■ ÉNONCÉ 1:
D'après le billet sur Madeleine Chapsal, les affirmations (a), (b) et (c) sont-elles exactes ? Répondez par oui ou non pour chacune, en citant mot pour mot les mots du billet qui tranchent.
(a) La littérature est entrée dans la vie de la personne qui écrit lorsqu'elle avait 6 ans.
(b) La personne qui écrit avait déjà lu des livres de Madeleine Chapsal avant de recevoir le dernier.
(c) Le livre reçu est une autobiographie intitulée Souvenirs involontaires.
■ ÉNONCÉ 2:
Reproduisez sans aucune modification les lignes des enregistrements, du début des enregistrements jusqu'à la ligne contenant « clip[interactable] — [959, 578, 962, 596] », celle-ci comprise.

■ ARTICLE:
# # #

La littérature a croisé ma vie il y a 34 ans, et ne l'a plus jamais quittée dès lors (j'avais 6 ans). 
Sans jamais  l'avoir lue, je connais Madeleine Chapsal depuis près de 30 ans. Ma mère, mes tantes ont toutes lu, un jour où l'autre l'un de ses livres. Mon regard a ainsi croisé son nom lors de mes pérégrinations dans les bibliothèques de mes proches. 

Quelle ne fut pas ma surprise, et mon bonheur de trouver dans ma BAL, son dernier livre. Enfin, j'allais avoir l'occasion de me plonger dans son écriture. Pourquoi alors ne pas l'avoir fait avant, en piochant dans la bibliothèque de mes proches. J'avais peur, tout simplement. Peur que ses livres ne me parlent pas, car trop jeune, ou trop garçon, pour pouvoir comprendre le regard d'une femme sur la vie d'une femme. Un grand mystère pour moi. 

Cette autobiographie, joliment titré Souvenirs involontaires n'aurait peut être pas vu le jour, si l'on avait pas demandé, à maintes reprises, à Madeleine de raconter sa vie passionnante. Tout simplement, parce qu'elle n'a fait que ça, à travers ses autres écrits. Ses romans étant inspiré de sa propre vie.

# # #

[Enregistrements issus d'un jeu de données]
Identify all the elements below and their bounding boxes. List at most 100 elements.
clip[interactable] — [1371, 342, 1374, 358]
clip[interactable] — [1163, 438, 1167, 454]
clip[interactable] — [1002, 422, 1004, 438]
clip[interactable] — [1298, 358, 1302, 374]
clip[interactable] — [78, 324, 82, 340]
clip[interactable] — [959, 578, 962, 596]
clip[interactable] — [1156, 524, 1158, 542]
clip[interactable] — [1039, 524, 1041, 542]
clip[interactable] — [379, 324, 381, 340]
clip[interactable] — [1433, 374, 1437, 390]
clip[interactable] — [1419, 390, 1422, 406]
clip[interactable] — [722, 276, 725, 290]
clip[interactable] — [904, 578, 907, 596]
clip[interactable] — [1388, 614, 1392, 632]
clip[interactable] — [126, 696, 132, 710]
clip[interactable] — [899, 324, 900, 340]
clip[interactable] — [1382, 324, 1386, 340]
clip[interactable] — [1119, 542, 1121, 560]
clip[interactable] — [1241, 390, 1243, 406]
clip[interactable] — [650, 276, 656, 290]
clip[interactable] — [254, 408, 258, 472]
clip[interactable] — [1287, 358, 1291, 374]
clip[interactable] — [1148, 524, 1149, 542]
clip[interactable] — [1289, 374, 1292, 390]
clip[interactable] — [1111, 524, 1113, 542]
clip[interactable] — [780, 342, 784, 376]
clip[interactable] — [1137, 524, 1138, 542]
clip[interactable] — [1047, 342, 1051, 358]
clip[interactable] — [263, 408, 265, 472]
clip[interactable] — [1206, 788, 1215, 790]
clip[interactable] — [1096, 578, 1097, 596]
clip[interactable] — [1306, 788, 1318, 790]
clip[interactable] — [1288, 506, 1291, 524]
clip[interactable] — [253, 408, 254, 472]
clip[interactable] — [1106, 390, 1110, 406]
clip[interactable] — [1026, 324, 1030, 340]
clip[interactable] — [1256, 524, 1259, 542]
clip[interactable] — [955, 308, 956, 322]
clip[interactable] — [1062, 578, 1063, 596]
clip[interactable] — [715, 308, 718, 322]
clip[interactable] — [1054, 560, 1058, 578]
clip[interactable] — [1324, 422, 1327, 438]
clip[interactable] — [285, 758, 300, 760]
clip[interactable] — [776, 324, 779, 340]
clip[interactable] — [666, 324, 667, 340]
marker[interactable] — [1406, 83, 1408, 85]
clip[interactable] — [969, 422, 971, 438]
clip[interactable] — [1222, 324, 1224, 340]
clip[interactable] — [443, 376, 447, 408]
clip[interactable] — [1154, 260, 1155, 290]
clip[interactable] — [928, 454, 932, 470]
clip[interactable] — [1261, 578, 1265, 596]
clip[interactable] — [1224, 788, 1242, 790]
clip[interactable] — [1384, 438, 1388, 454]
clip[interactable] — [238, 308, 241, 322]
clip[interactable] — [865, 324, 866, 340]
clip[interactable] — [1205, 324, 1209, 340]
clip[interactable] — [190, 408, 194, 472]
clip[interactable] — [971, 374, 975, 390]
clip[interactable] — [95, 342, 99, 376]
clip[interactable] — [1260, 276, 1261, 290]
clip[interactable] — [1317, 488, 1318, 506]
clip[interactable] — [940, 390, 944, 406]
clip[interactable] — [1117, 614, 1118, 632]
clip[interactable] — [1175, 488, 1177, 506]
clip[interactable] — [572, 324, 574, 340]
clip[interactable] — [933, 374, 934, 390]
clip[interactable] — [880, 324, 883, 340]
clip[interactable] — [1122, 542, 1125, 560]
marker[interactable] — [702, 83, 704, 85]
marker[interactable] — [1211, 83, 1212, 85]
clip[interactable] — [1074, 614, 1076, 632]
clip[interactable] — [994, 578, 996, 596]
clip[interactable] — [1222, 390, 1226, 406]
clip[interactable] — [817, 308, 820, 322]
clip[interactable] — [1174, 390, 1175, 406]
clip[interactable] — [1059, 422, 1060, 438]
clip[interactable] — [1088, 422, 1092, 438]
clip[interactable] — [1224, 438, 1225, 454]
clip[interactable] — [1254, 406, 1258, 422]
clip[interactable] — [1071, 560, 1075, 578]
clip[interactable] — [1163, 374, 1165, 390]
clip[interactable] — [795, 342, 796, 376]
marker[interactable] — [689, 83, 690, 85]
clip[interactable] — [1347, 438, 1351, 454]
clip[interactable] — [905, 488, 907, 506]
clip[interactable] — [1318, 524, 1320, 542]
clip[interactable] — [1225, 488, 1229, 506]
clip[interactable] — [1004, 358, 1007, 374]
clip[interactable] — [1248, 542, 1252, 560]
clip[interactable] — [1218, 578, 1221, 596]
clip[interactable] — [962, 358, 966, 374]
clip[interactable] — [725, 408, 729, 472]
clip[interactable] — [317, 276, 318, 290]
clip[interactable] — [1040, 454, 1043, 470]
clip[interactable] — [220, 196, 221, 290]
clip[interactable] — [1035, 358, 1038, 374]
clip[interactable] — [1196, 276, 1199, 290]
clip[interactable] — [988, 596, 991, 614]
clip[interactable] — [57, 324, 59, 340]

# # #

■ BONNE RÉPONSE 1:
(a) Oui : « La littérature a croisé ma vie il y a 34 ans, et ne l'a plus jamais quittée dès lors (j'avais 6 ans). »
(b) Non : « Enfin, j'allais avoir l'occasion de me plonger dans son écriture. »
(c) Oui : « Cette autobiographie, joliment titré Souvenirs involontaires »

■ BONNE RÉPONSE 2:
Identify all the elements below and their bounding boxes. List at most 100 elements.
clip[interactable] — [1371, 342, 1374, 358]
clip[interactable] — [1163, 438, 1167, 454]
clip[interactable] — [1002, 422, 1004, 438]
clip[interactable] — [1298, 358, 1302, 374]
clip[interactable] — [78, 324, 82, 340]
clip[interactable] — [959, 578, 962, 596]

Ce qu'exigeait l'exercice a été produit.